═══ DATA FOR THE TASK

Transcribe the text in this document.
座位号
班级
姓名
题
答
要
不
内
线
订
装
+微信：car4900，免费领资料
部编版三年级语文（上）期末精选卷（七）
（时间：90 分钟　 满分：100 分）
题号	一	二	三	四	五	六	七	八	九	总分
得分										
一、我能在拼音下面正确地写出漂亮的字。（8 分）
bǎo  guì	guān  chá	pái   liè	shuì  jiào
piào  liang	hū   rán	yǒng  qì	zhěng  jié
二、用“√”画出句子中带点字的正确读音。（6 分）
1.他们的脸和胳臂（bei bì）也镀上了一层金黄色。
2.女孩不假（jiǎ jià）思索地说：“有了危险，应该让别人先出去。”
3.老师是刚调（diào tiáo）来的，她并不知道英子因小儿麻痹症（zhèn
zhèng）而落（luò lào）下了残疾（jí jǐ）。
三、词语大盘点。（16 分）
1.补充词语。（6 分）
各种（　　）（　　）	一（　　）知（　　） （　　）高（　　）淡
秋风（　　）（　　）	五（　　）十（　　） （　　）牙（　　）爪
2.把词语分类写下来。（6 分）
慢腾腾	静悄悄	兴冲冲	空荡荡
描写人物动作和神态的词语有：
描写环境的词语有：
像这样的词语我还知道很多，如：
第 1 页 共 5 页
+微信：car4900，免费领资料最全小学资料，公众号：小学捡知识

══════

WHAT IS BEING ASKED:
Write the listing out again, exactly as shown above.

ANSWER IN FULL:
Transcribe the text in this document.
座位号
班级
姓名
题
答
要
不
内
线
订
装
+微信：car4900，免费领资料
部编版三年级语文（上）期末精选卷（七）
（时间：90 分钟　 满分：100 分）
题号	一	二	三	四	五	六	七	八	九	总分
得分										
一、我能在拼音下面正确地写出漂亮的字。（8 分）
bǎo  guì	guān  chá	pái   liè	shuì  jiào
piào  liang	hū   rán	yǒng  qì	zhěng  jié
二、用“√”画出句子中带点字的正确读音。（6 分）
1.他们的脸和胳臂（bei bì）也镀上了一层金黄色。
2.女孩不假（jiǎ jià）思索地说：“有了危险，应该让别人先出去。”
3.老师是刚调（diào tiáo）来的，她并不知道英子因小儿麻痹症（zhèn
zhèng）而落（luò lào）下了残疾（jí jǐ）。
三、词语大盘点。（16 分）
1.补充词语。（6 分）
各种（　　）（　　）	一（　　）知（　　） （　　）高（　　）淡
秋风（　　）（　　）	五（　　）十（　　） （　　）牙（　　）爪
2.把词语分类写下来。（6 分）
慢腾腾	静悄悄	兴冲冲	空荡荡
描写人物动作和神态的词语有：
描写环境的词语有：
像这样的词语我还知道很多，如：
第 1 页 共 5 页
+微信：car4900，免费领资料最全小学资料，公众号：小学捡知识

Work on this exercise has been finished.